Goal:
Return all entries word for word, but drop any images.

Records shown:
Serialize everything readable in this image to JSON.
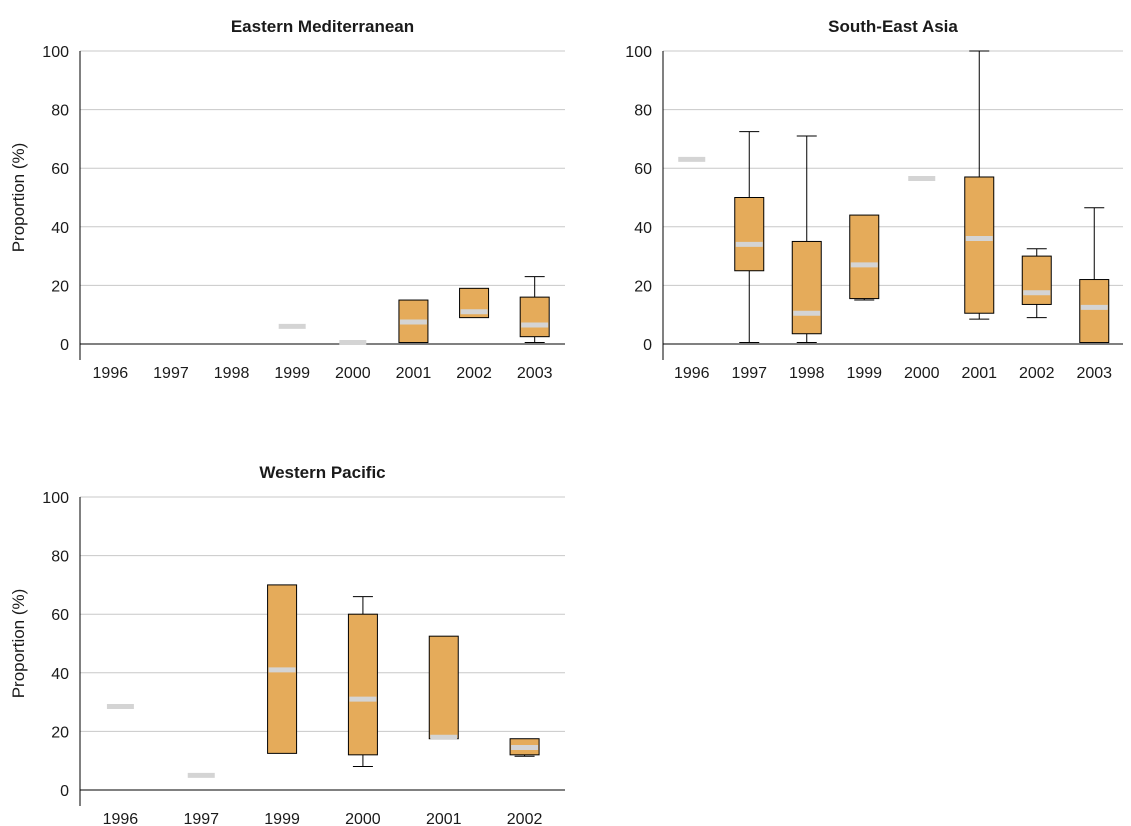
{
  "colors": {
    "box_fill": "#e5ab5a",
    "median": "#d4d4d4",
    "grid": "#c8c8c8",
    "axis": "#000000"
  },
  "chart_data": [
    {
      "type": "box",
      "title": "Eastern Mediterranean",
      "ylabel": "Proportion (%)",
      "xlabel": "",
      "ylim": [
        0,
        100
      ],
      "yticks": [
        0,
        20,
        40,
        60,
        80,
        100
      ],
      "categories": [
        "1996",
        "1997",
        "1998",
        "1999",
        "2000",
        "2001",
        "2002",
        "2003"
      ],
      "boxes": [
        null,
        null,
        null,
        {
          "median": 6
        },
        {
          "median": 0.5
        },
        {
          "min": 0.5,
          "q1": 0.5,
          "median": 7.5,
          "q3": 15,
          "max": 15
        },
        {
          "min": 9,
          "q1": 9,
          "median": 11,
          "q3": 19,
          "max": 19
        },
        {
          "min": 0.5,
          "q1": 2.5,
          "median": 6.5,
          "q3": 16,
          "max": 23
        }
      ]
    },
    {
      "type": "box",
      "title": "South-East Asia",
      "ylabel": "",
      "xlabel": "",
      "ylim": [
        0,
        100
      ],
      "yticks": [
        0,
        20,
        40,
        60,
        80,
        100
      ],
      "categories": [
        "1996",
        "1997",
        "1998",
        "1999",
        "2000",
        "2001",
        "2002",
        "2003"
      ],
      "boxes": [
        {
          "median": 63
        },
        {
          "min": 0.5,
          "q1": 25,
          "median": 34,
          "q3": 50,
          "max": 72.5
        },
        {
          "min": 0.5,
          "q1": 3.5,
          "median": 10.5,
          "q3": 35,
          "max": 71
        },
        {
          "min": 15,
          "q1": 15.5,
          "median": 27,
          "q3": 44,
          "max": 44
        },
        {
          "median": 56.5
        },
        {
          "min": 8.5,
          "q1": 10.5,
          "median": 36,
          "q3": 57,
          "max": 100
        },
        {
          "min": 9,
          "q1": 13.5,
          "median": 17.5,
          "q3": 30,
          "max": 32.5
        },
        {
          "min": 0.5,
          "q1": 0.5,
          "median": 12.5,
          "q3": 22,
          "max": 46.5
        }
      ]
    },
    {
      "type": "box",
      "title": "Western Pacific",
      "ylabel": "Proportion (%)",
      "xlabel": "",
      "ylim": [
        0,
        100
      ],
      "yticks": [
        0,
        20,
        40,
        60,
        80,
        100
      ],
      "categories": [
        "1996",
        "1997",
        "1999",
        "2000",
        "2001",
        "2002"
      ],
      "boxes": [
        {
          "median": 28.5
        },
        {
          "median": 5
        },
        {
          "min": 12.5,
          "q1": 12.5,
          "median": 41,
          "q3": 70,
          "max": 70
        },
        {
          "min": 8,
          "q1": 12,
          "median": 31,
          "q3": 60,
          "max": 66
        },
        {
          "min": 17.5,
          "q1": 17.5,
          "median": 18,
          "q3": 52.5,
          "max": 52.5
        },
        {
          "min": 11.5,
          "q1": 12,
          "median": 14.5,
          "q3": 17.5,
          "max": 17.5
        }
      ]
    }
  ]
}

Task response:
Serialize everything readable in this image to JSON.
{
  "colors": {
    "box_fill": "#e5ab5a",
    "median": "#d4d4d4",
    "grid": "#c8c8c8",
    "axis": "#000000"
  },
  "chart_data": [
    {
      "type": "box",
      "title": "Eastern Mediterranean",
      "ylabel": "Proportion (%)",
      "xlabel": "",
      "ylim": [
        0,
        100
      ],
      "yticks": [
        0,
        20,
        40,
        60,
        80,
        100
      ],
      "categories": [
        "1996",
        "1997",
        "1998",
        "1999",
        "2000",
        "2001",
        "2002",
        "2003"
      ],
      "boxes": [
        null,
        null,
        null,
        {
          "median": 6
        },
        {
          "median": 0.5
        },
        {
          "min": 0.5,
          "q1": 0.5,
          "median": 7.5,
          "q3": 15,
          "max": 15
        },
        {
          "min": 9,
          "q1": 9,
          "median": 11,
          "q3": 19,
          "max": 19
        },
        {
          "min": 0.5,
          "q1": 2.5,
          "median": 6.5,
          "q3": 16,
          "max": 23
        }
      ]
    },
    {
      "type": "box",
      "title": "South-East Asia",
      "ylabel": "",
      "xlabel": "",
      "ylim": [
        0,
        100
      ],
      "yticks": [
        0,
        20,
        40,
        60,
        80,
        100
      ],
      "categories": [
        "1996",
        "1997",
        "1998",
        "1999",
        "2000",
        "2001",
        "2002",
        "2003"
      ],
      "boxes": [
        {
          "median": 63
        },
        {
          "min": 0.5,
          "q1": 25,
          "median": 34,
          "q3": 50,
          "max": 72.5
        },
        {
          "min": 0.5,
          "q1": 3.5,
          "median": 10.5,
          "q3": 35,
          "max": 71
        },
        {
          "min": 15,
          "q1": 15.5,
          "median": 27,
          "q3": 44,
          "max": 44
        },
        {
          "median": 56.5
        },
        {
          "min": 8.5,
          "q1": 10.5,
          "median": 36,
          "q3": 57,
          "max": 100
        },
        {
          "min": 9,
          "q1": 13.5,
          "median": 17.5,
          "q3": 30,
          "max": 32.5
        },
        {
          "min": 0.5,
          "q1": 0.5,
          "median": 12.5,
          "q3": 22,
          "max": 46.5
        }
      ]
    },
    {
      "type": "box",
      "title": "Western Pacific",
      "ylabel": "Proportion (%)",
      "xlabel": "",
      "ylim": [
        0,
        100
      ],
      "yticks": [
        0,
        20,
        40,
        60,
        80,
        100
      ],
      "categories": [
        "1996",
        "1997",
        "1999",
        "2000",
        "2001",
        "2002"
      ],
      "boxes": [
        {
          "median": 28.5
        },
        {
          "median": 5
        },
        {
          "min": 12.5,
          "q1": 12.5,
          "median": 41,
          "q3": 70,
          "max": 70
        },
        {
          "min": 8,
          "q1": 12,
          "median": 31,
          "q3": 60,
          "max": 66
        },
        {
          "min": 17.5,
          "q1": 17.5,
          "median": 18,
          "q3": 52.5,
          "max": 52.5
        },
        {
          "min": 11.5,
          "q1": 12,
          "median": 14.5,
          "q3": 17.5,
          "max": 17.5
        }
      ]
    }
  ]
}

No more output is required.